(REQUIRED TASK): Identify and copy out every line in the material below that contains the string "unit". Case counts.

(STORED DATA):
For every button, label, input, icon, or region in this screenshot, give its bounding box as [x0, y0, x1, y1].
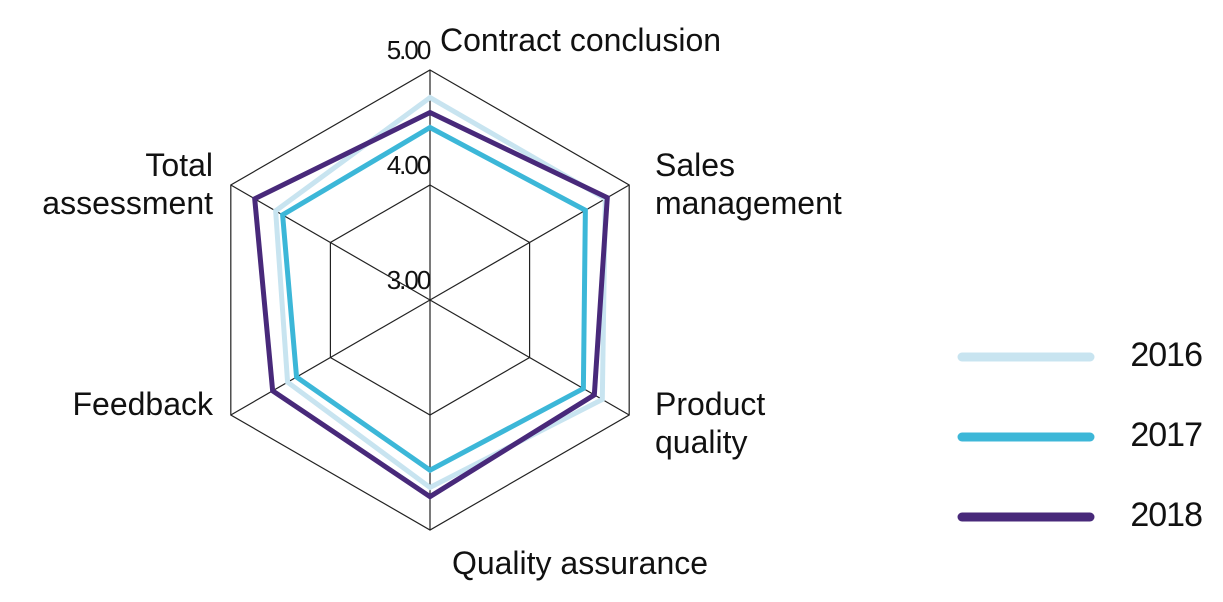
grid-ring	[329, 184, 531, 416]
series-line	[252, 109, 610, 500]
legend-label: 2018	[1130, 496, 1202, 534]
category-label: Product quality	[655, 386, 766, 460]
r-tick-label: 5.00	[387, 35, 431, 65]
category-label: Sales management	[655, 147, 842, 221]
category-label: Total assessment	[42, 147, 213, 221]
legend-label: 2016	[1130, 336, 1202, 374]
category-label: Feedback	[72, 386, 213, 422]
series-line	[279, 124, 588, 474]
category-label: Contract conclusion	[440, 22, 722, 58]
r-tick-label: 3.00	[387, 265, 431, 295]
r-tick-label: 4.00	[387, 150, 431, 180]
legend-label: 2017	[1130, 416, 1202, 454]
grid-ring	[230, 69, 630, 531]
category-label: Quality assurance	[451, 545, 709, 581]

==

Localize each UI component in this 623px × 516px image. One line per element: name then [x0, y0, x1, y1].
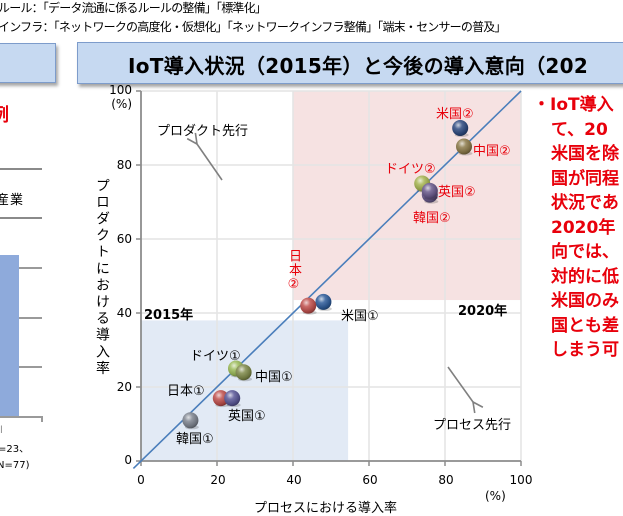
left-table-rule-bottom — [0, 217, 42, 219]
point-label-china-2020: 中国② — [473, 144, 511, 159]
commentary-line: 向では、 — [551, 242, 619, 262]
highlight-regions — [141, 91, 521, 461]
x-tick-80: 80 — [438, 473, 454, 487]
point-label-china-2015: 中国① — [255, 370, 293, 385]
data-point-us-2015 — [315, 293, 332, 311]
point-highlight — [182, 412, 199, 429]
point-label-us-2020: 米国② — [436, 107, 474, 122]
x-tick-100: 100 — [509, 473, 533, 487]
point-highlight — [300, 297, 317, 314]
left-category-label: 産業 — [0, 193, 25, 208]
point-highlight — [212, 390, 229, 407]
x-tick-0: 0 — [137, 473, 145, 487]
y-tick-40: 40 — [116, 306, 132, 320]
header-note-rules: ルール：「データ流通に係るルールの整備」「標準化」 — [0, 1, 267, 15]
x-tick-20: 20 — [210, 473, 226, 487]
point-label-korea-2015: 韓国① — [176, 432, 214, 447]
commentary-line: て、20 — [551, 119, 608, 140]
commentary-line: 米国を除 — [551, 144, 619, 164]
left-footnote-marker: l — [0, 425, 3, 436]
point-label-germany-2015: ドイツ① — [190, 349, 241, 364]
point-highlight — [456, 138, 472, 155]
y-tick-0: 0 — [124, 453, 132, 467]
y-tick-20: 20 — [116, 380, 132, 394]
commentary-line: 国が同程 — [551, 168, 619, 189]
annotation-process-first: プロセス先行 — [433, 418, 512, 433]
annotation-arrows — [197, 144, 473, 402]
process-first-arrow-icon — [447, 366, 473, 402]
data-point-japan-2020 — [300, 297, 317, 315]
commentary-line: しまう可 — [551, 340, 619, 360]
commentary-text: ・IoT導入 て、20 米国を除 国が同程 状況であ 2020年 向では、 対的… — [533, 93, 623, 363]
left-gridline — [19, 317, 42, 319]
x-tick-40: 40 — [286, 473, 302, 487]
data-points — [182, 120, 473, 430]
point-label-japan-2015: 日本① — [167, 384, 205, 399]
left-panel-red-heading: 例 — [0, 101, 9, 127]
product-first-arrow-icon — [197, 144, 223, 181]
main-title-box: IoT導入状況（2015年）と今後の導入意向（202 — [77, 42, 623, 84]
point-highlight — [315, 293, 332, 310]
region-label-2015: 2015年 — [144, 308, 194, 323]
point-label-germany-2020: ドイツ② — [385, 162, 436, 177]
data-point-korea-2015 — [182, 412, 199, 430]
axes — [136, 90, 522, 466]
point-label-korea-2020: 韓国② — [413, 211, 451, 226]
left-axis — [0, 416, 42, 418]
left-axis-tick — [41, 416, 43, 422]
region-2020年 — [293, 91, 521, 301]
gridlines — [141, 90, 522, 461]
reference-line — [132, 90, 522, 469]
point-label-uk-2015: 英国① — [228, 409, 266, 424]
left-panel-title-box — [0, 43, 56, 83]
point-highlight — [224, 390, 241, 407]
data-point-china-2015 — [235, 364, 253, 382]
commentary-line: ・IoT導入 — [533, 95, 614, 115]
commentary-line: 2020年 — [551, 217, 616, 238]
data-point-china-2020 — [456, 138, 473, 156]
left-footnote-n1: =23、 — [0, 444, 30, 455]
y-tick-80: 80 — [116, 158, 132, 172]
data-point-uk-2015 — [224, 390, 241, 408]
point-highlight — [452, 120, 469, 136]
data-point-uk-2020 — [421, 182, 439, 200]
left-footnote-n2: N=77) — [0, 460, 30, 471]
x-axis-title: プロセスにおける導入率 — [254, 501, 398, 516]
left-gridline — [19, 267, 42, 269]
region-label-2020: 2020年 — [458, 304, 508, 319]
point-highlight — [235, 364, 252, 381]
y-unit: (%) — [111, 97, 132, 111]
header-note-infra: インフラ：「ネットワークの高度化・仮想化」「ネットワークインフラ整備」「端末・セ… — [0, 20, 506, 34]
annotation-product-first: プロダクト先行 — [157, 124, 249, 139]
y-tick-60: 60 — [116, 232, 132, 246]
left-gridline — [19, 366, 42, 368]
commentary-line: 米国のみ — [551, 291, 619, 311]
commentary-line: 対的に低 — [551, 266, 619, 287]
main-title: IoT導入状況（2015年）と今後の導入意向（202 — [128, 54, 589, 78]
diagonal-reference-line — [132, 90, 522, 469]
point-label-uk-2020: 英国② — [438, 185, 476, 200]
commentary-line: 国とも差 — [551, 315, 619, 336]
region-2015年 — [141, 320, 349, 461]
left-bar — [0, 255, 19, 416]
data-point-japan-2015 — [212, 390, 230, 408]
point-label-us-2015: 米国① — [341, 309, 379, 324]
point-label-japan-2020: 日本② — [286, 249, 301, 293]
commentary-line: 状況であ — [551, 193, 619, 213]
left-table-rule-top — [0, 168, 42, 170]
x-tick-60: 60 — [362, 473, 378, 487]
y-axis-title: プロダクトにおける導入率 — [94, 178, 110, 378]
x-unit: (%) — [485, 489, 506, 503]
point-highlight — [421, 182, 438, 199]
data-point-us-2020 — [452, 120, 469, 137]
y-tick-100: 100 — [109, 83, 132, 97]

--

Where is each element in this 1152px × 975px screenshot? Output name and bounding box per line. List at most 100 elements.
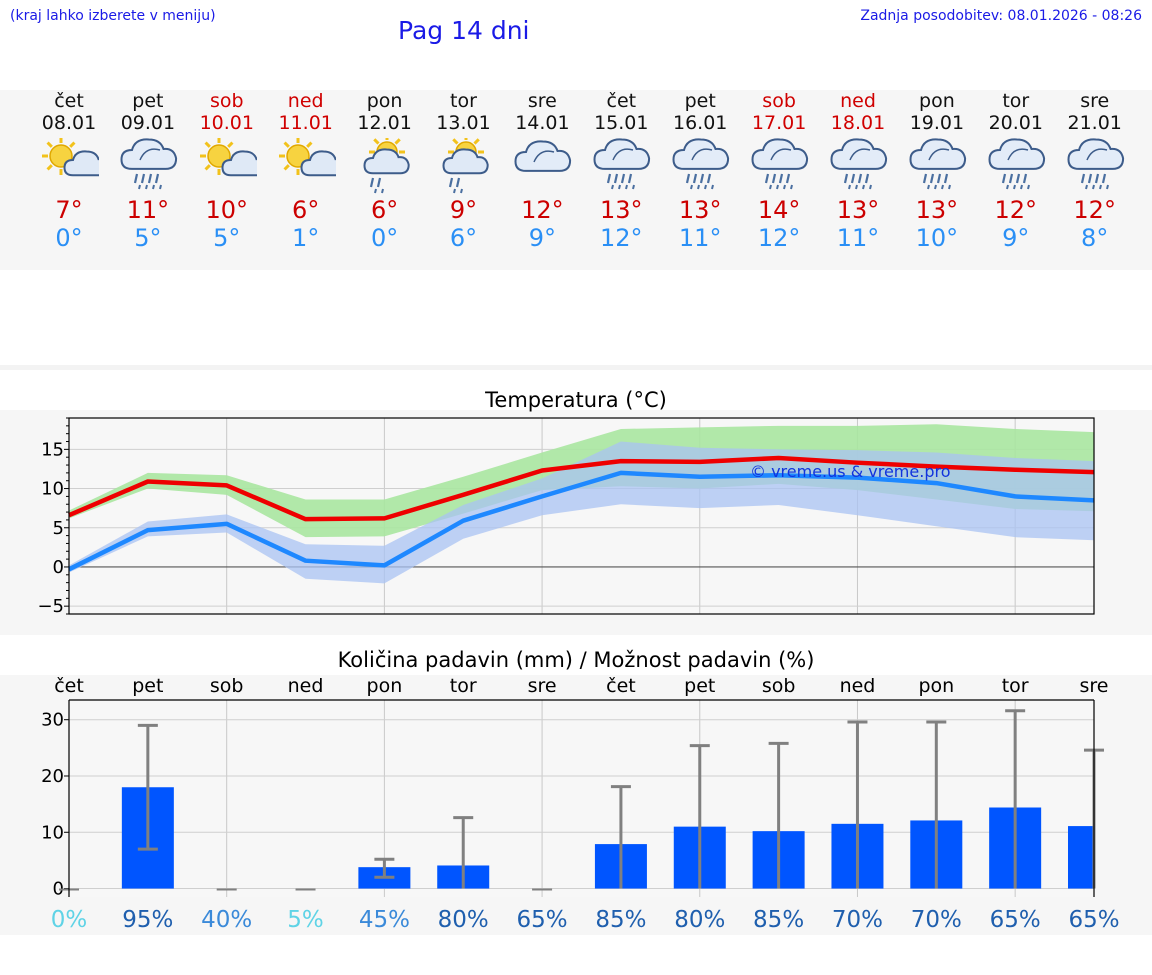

(RESULT):
y-unit: (%) — [111, 97, 132, 111]
x-unit: (%) — [485, 489, 506, 503]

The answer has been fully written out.